Exclude the pictures, then repeat the remaining data exactly.

>> START

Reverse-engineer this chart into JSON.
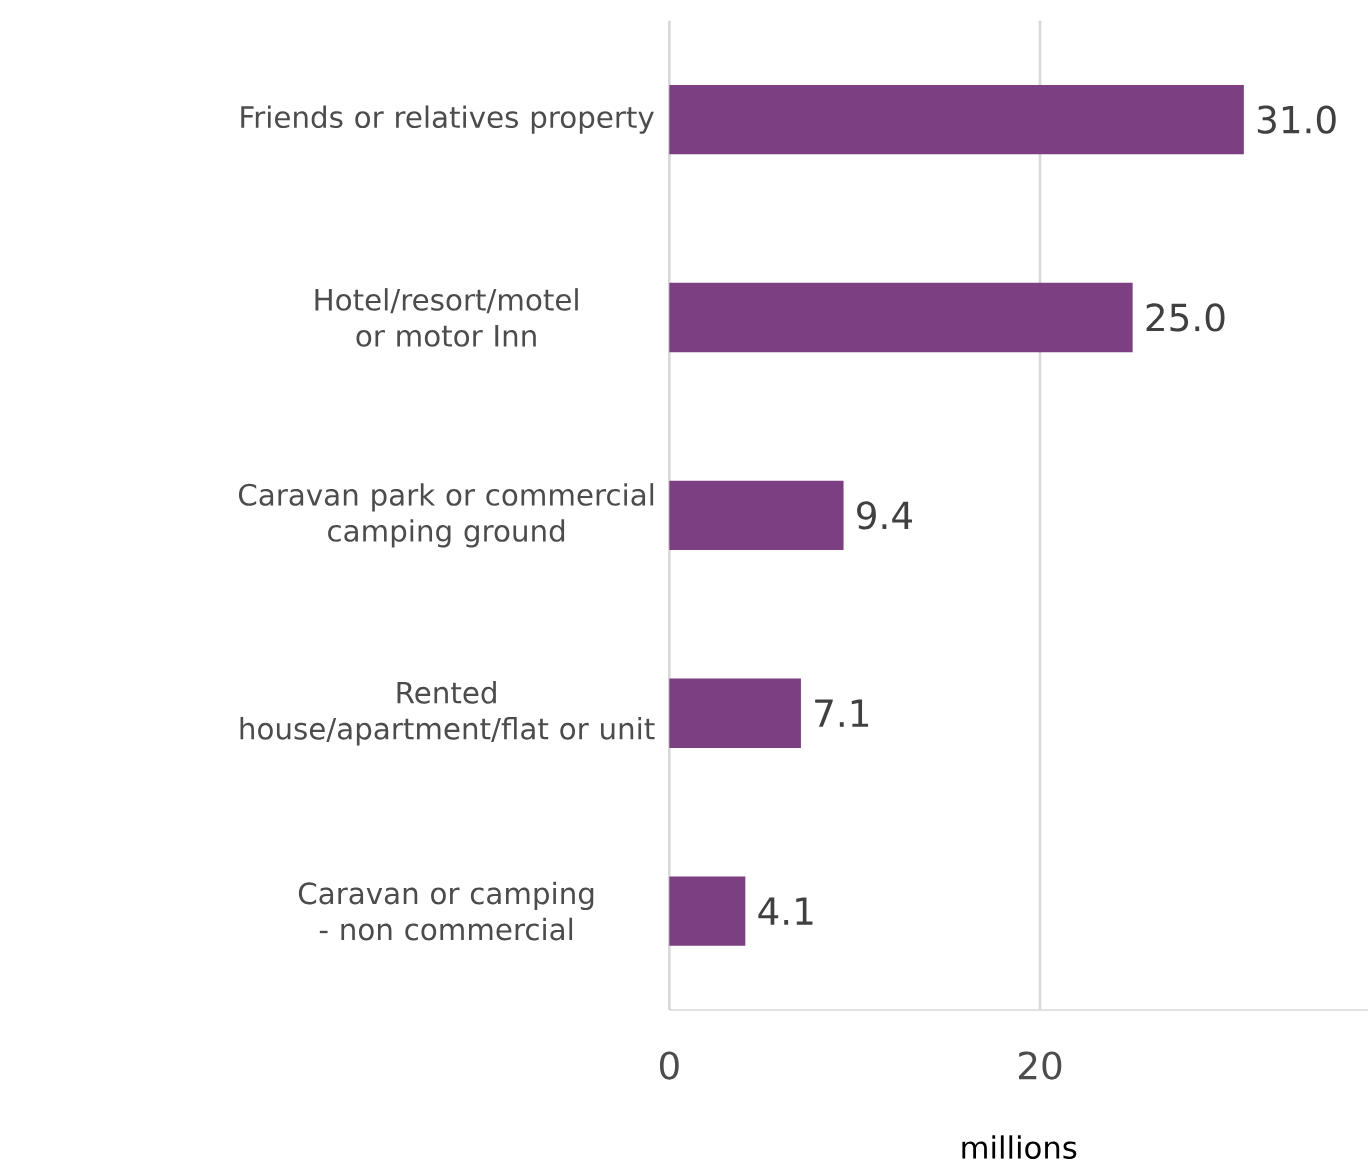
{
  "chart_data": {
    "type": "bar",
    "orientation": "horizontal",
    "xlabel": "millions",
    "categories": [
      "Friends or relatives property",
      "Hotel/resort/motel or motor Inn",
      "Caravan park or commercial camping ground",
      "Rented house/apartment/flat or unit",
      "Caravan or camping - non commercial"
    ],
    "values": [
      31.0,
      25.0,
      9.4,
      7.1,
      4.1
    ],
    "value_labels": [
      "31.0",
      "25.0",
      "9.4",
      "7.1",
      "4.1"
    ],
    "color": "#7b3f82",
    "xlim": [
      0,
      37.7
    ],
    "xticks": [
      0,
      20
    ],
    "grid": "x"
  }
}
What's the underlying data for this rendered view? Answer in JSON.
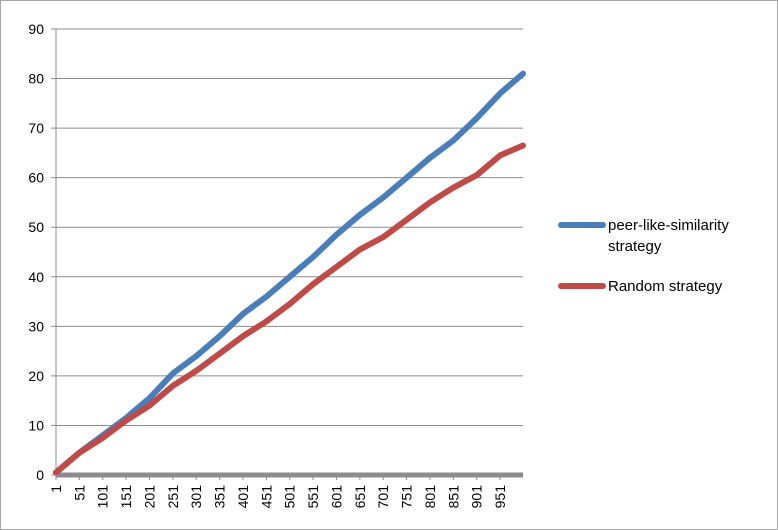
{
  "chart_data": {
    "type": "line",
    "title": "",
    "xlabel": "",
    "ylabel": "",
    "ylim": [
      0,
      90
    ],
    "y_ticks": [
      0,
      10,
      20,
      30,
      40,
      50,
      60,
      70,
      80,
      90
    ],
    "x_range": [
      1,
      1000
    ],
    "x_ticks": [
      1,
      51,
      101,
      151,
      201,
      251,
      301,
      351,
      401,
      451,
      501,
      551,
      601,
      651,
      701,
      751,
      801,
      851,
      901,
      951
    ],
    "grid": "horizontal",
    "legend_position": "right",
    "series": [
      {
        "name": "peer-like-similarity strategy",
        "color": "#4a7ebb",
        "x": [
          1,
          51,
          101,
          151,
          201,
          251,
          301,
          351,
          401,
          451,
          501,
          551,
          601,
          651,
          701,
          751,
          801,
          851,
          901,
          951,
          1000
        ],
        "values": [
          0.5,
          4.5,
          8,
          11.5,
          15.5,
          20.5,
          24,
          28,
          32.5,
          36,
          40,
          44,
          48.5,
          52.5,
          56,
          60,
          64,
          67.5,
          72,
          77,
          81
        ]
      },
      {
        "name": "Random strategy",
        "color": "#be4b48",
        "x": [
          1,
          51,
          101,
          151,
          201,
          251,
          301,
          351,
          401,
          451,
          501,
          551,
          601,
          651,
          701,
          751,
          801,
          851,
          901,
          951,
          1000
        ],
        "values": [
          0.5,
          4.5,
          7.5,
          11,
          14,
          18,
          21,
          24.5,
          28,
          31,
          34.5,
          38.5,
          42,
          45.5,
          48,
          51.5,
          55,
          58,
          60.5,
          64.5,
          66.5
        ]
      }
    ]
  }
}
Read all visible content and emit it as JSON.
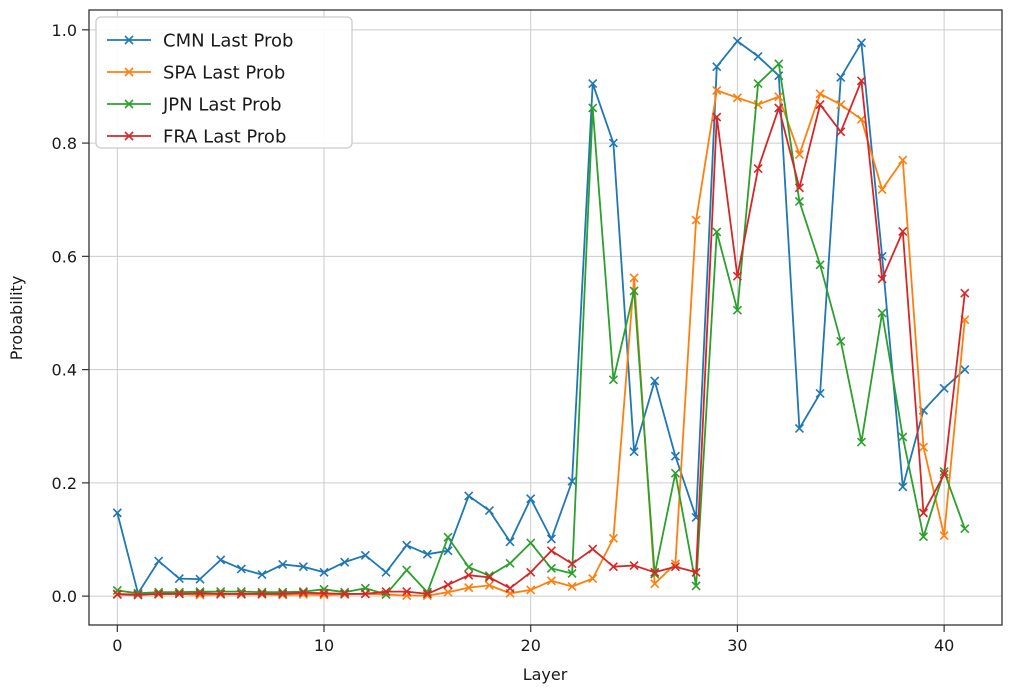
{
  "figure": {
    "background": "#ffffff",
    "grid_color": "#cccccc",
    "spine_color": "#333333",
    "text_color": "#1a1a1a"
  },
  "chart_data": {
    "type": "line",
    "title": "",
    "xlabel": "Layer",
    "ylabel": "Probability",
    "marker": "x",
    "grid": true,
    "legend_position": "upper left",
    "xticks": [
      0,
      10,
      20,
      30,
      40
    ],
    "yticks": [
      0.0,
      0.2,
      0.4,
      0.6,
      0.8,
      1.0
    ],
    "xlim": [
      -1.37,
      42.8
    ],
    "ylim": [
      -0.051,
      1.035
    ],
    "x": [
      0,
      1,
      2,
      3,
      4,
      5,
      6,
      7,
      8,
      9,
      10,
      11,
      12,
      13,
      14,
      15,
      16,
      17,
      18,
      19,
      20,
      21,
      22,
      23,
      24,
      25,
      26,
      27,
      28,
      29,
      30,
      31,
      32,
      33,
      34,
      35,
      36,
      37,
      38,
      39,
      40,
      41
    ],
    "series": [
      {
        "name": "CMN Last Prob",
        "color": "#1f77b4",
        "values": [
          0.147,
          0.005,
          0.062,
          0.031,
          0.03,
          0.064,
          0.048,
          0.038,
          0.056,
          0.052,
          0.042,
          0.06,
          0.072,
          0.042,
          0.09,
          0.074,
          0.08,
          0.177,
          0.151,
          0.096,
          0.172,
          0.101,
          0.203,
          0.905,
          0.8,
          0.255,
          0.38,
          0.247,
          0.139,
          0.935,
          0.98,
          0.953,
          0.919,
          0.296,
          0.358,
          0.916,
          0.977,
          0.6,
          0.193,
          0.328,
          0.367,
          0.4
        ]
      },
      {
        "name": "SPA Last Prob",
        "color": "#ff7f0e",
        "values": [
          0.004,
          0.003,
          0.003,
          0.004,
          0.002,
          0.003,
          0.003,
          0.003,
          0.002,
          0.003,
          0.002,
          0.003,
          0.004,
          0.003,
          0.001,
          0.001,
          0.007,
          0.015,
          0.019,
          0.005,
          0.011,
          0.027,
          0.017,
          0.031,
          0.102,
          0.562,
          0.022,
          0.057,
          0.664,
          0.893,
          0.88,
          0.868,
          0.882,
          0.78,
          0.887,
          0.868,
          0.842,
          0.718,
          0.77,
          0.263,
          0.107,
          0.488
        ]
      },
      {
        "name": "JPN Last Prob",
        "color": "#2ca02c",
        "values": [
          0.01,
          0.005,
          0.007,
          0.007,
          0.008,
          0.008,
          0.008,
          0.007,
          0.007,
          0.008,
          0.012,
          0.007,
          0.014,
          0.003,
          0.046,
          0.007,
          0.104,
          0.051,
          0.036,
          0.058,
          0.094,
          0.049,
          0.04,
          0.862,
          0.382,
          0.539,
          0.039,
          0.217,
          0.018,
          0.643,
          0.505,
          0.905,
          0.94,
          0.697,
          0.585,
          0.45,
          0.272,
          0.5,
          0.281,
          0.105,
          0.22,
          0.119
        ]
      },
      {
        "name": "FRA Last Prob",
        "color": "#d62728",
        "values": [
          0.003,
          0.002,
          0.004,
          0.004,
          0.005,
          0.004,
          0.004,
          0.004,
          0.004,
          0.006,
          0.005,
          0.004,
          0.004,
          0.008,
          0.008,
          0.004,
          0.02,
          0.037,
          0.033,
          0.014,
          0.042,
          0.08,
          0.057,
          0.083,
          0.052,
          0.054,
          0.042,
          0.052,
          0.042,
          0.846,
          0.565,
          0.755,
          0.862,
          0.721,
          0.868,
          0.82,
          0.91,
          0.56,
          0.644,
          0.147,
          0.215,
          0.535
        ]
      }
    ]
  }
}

>> END

**Problem solution**
Reverse-engineer this chart into JSON.
{
  "chart_data": {
    "type": "bar",
    "orientation": "horizontal",
    "xlabel": "millions",
    "categories": [
      "Friends or relatives property",
      "Hotel/resort/motel or motor Inn",
      "Caravan park or commercial camping ground",
      "Rented house/apartment/flat or unit",
      "Caravan or camping - non commercial"
    ],
    "values": [
      31.0,
      25.0,
      9.4,
      7.1,
      4.1
    ],
    "value_labels": [
      "31.0",
      "25.0",
      "9.4",
      "7.1",
      "4.1"
    ],
    "color": "#7b3f82",
    "xlim": [
      0,
      37.7
    ],
    "xticks": [
      0,
      20
    ],
    "grid": "x"
  }
}
What's the underlying data for this rendered view? Answer in JSON.
{
  "chart_data": {
    "type": "line",
    "title": "",
    "xlabel": "",
    "ylabel": "",
    "ylim": [
      0,
      90
    ],
    "y_ticks": [
      0,
      10,
      20,
      30,
      40,
      50,
      60,
      70,
      80,
      90
    ],
    "x_range": [
      1,
      1000
    ],
    "x_ticks": [
      1,
      51,
      101,
      151,
      201,
      251,
      301,
      351,
      401,
      451,
      501,
      551,
      601,
      651,
      701,
      751,
      801,
      851,
      901,
      951
    ],
    "grid": "horizontal",
    "legend_position": "right",
    "series": [
      {
        "name": "peer-like-similarity strategy",
        "color": "#4a7ebb",
        "x": [
          1,
          51,
          101,
          151,
          201,
          251,
          301,
          351,
          401,
          451,
          501,
          551,
          601,
          651,
          701,
          751,
          801,
          851,
          901,
          951,
          1000
        ],
        "values": [
          0.5,
          4.5,
          8,
          11.5,
          15.5,
          20.5,
          24,
          28,
          32.5,
          36,
          40,
          44,
          48.5,
          52.5,
          56,
          60,
          64,
          67.5,
          72,
          77,
          81
        ]
      },
      {
        "name": "Random strategy",
        "color": "#be4b48",
        "x": [
          1,
          51,
          101,
          151,
          201,
          251,
          301,
          351,
          401,
          451,
          501,
          551,
          601,
          651,
          701,
          751,
          801,
          851,
          901,
          951,
          1000
        ],
        "values": [
          0.5,
          4.5,
          7.5,
          11,
          14,
          18,
          21,
          24.5,
          28,
          31,
          34.5,
          38.5,
          42,
          45.5,
          48,
          51.5,
          55,
          58,
          60.5,
          64.5,
          66.5
        ]
      }
    ]
  }
}
Read all visible content and emit it as JSON.
{
  "figure": {
    "background": "#ffffff",
    "grid_color": "#cccccc",
    "spine_color": "#333333",
    "text_color": "#1a1a1a"
  },
  "chart_data": {
    "type": "line",
    "title": "",
    "xlabel": "Layer",
    "ylabel": "Probability",
    "marker": "x",
    "grid": true,
    "legend_position": "upper left",
    "xticks": [
      0,
      10,
      20,
      30,
      40
    ],
    "yticks": [
      0.0,
      0.2,
      0.4,
      0.6,
      0.8,
      1.0
    ],
    "xlim": [
      -1.37,
      42.8
    ],
    "ylim": [
      -0.051,
      1.035
    ],
    "x": [
      0,
      1,
      2,
      3,
      4,
      5,
      6,
      7,
      8,
      9,
      10,
      11,
      12,
      13,
      14,
      15,
      16,
      17,
      18,
      19,
      20,
      21,
      22,
      23,
      24,
      25,
      26,
      27,
      28,
      29,
      30,
      31,
      32,
      33,
      34,
      35,
      36,
      37,
      38,
      39,
      40,
      41
    ],
    "series": [
      {
        "name": "CMN Last Prob",
        "color": "#1f77b4",
        "values": [
          0.147,
          0.005,
          0.062,
          0.031,
          0.03,
          0.064,
          0.048,
          0.038,
          0.056,
          0.052,
          0.042,
          0.06,
          0.072,
          0.042,
          0.09,
          0.074,
          0.08,
          0.177,
          0.151,
          0.096,
          0.172,
          0.101,
          0.203,
          0.905,
          0.8,
          0.255,
          0.38,
          0.247,
          0.139,
          0.935,
          0.98,
          0.953,
          0.919,
          0.296,
          0.358,
          0.916,
          0.977,
          0.6,
          0.193,
          0.328,
          0.367,
          0.4
        ]
      },
      {
        "name": "SPA Last Prob",
        "color": "#ff7f0e",
        "values": [
          0.004,
          0.003,
          0.003,
          0.004,
          0.002,
          0.003,
          0.003,
          0.003,
          0.002,
          0.003,
          0.002,
          0.003,
          0.004,
          0.003,
          0.001,
          0.001,
          0.007,
          0.015,
          0.019,
          0.005,
          0.011,
          0.027,
          0.017,
          0.031,
          0.102,
          0.562,
          0.022,
          0.057,
          0.664,
          0.893,
          0.88,
          0.868,
          0.882,
          0.78,
          0.887,
          0.868,
          0.842,
          0.718,
          0.77,
          0.263,
          0.107,
          0.488
        ]
      },
      {
        "name": "JPN Last Prob",
        "color": "#2ca02c",
        "values": [
          0.01,
          0.005,
          0.007,
          0.007,
          0.008,
          0.008,
          0.008,
          0.007,
          0.007,
          0.008,
          0.012,
          0.007,
          0.014,
          0.003,
          0.046,
          0.007,
          0.104,
          0.051,
          0.036,
          0.058,
          0.094,
          0.049,
          0.04,
          0.862,
          0.382,
          0.539,
          0.039,
          0.217,
          0.018,
          0.643,
          0.505,
          0.905,
          0.94,
          0.697,
          0.585,
          0.45,
          0.272,
          0.5,
          0.281,
          0.105,
          0.22,
          0.119
        ]
      },
      {
        "name": "FRA Last Prob",
        "color": "#d62728",
        "values": [
          0.003,
          0.002,
          0.004,
          0.004,
          0.005,
          0.004,
          0.004,
          0.004,
          0.004,
          0.006,
          0.005,
          0.004,
          0.004,
          0.008,
          0.008,
          0.004,
          0.02,
          0.037,
          0.033,
          0.014,
          0.042,
          0.08,
          0.057,
          0.083,
          0.052,
          0.054,
          0.042,
          0.052,
          0.042,
          0.846,
          0.565,
          0.755,
          0.862,
          0.721,
          0.868,
          0.82,
          0.91,
          0.56,
          0.644,
          0.147,
          0.215,
          0.535
        ]
      }
    ]
  }
}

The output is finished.